→ TASK STATEMENT
Within the material below, find each line bearing the word "JSON" and present it.

→ DATASET EXTRACT
___
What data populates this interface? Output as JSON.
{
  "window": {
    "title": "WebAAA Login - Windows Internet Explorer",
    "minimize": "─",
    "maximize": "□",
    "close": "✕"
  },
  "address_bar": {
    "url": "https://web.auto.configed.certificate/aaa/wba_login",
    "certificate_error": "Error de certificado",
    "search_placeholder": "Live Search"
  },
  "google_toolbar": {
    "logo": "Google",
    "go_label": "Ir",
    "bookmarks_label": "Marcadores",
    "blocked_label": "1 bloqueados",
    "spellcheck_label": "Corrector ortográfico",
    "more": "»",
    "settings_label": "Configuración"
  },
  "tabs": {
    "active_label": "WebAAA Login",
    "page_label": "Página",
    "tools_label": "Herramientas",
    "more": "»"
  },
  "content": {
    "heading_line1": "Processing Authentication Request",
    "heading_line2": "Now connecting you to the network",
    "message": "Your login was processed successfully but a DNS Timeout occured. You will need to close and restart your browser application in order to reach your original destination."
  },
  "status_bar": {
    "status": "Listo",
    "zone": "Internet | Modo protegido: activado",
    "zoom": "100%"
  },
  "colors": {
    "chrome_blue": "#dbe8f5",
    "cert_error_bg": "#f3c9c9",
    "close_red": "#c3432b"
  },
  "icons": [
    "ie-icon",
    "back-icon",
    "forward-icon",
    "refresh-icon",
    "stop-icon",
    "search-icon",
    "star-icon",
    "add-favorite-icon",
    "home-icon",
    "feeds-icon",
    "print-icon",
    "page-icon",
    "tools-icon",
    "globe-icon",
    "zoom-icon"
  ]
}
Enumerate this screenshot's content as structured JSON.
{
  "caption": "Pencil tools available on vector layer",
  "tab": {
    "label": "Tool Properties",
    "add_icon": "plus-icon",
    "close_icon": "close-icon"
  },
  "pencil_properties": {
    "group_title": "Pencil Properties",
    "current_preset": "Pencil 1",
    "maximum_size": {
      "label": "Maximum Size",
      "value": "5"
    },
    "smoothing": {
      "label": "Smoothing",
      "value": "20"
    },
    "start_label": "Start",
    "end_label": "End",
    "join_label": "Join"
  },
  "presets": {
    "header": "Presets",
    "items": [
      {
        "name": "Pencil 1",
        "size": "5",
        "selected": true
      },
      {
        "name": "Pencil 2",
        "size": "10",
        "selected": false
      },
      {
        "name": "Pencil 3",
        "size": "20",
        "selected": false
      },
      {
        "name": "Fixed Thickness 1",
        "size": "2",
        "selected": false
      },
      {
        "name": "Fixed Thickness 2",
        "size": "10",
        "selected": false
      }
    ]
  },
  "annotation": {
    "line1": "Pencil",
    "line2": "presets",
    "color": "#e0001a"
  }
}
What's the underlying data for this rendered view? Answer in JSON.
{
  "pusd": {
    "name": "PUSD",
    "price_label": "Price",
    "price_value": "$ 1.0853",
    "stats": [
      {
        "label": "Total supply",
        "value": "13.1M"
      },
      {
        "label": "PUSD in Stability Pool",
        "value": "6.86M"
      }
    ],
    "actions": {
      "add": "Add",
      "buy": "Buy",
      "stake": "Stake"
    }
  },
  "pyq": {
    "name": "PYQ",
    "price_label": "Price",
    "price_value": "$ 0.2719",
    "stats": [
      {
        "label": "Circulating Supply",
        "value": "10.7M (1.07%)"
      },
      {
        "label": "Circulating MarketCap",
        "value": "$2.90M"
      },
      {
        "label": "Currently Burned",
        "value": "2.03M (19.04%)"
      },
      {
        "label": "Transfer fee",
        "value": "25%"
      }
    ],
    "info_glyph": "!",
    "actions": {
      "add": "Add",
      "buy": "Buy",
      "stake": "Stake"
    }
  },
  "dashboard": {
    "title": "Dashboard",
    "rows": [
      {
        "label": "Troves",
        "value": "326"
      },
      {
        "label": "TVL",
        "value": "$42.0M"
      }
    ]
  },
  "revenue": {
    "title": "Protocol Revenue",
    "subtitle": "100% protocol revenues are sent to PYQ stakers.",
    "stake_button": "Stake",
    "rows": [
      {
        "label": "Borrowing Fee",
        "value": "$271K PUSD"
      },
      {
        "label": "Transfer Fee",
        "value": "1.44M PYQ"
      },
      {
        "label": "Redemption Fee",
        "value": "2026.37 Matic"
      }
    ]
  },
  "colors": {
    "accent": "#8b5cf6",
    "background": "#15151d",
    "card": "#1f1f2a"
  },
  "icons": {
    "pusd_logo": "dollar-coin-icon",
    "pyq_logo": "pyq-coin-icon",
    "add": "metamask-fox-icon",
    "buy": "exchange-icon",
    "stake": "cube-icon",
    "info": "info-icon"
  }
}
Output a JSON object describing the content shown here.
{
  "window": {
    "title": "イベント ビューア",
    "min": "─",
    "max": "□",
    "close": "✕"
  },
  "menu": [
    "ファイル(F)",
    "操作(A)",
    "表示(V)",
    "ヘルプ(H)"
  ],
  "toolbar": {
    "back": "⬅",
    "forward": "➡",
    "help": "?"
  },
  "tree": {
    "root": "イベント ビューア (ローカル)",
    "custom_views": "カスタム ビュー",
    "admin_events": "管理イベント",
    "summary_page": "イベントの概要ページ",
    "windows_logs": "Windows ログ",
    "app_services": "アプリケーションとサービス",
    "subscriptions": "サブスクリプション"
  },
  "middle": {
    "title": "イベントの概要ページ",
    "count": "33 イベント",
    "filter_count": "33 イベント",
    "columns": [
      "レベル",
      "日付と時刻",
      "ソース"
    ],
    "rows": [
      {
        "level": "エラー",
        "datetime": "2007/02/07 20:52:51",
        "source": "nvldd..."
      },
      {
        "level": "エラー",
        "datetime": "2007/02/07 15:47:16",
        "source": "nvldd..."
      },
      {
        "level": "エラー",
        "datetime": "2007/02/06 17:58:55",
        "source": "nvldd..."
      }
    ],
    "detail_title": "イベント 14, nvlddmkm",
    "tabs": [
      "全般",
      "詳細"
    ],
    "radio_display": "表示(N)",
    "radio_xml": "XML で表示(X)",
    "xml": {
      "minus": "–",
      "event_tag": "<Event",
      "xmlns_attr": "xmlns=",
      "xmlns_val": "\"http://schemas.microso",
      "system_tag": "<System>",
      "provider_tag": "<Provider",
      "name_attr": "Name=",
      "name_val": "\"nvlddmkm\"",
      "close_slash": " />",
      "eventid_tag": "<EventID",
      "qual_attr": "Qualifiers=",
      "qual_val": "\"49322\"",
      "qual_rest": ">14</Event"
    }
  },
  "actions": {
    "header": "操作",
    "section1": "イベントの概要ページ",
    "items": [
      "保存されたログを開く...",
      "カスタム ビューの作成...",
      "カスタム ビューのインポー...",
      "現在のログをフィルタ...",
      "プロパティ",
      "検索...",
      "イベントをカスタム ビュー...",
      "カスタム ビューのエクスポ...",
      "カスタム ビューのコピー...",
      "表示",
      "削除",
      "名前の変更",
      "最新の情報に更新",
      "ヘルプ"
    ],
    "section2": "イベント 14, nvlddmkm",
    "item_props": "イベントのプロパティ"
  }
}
___
→ WORKED ANSWER
What data populates this interface? Output as JSON.
Enumerate this screenshot's content as structured JSON.
What's the underlying data for this rendered view? Answer in JSON.
Output a JSON object describing the content shown here.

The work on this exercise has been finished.